◆ Problem
Find every line of the listing below where "Favoritter" appears, and copy it.

◆ Task material
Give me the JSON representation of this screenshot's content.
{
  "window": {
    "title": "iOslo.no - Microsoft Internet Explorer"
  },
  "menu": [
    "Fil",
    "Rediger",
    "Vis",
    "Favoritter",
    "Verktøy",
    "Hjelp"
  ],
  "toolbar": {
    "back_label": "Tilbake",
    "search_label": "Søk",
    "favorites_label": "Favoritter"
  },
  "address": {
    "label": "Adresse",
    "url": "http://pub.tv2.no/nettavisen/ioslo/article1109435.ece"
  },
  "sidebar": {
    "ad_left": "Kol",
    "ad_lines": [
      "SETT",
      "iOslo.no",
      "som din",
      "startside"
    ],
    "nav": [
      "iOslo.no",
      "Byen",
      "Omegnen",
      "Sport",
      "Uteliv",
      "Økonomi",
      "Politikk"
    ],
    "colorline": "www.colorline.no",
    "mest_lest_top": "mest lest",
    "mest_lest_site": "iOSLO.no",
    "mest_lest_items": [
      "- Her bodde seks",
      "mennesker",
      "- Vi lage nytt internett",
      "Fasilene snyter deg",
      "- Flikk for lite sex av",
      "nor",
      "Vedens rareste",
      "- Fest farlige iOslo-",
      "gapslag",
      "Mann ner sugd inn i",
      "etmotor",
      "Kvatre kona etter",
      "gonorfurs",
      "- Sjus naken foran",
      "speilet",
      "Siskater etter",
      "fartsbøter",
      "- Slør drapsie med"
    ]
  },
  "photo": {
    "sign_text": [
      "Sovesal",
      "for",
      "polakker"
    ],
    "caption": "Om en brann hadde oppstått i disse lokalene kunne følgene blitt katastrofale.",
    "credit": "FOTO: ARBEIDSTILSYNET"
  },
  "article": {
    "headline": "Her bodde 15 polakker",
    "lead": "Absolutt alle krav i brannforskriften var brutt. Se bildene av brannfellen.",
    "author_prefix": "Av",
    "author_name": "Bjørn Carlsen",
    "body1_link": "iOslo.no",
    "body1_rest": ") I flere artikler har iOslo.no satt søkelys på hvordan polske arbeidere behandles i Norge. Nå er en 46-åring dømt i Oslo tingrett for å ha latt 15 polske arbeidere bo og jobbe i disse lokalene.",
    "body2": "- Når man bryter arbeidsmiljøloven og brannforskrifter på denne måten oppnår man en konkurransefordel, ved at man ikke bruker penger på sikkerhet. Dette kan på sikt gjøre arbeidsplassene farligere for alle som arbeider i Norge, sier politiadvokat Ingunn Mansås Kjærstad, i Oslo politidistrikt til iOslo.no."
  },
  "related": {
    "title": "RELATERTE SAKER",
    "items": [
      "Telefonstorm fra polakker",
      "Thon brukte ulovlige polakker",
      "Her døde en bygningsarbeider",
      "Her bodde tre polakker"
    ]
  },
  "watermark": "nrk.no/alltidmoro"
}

◆ Full output
    "Favoritter",
    "favorites_label": "Favoritter"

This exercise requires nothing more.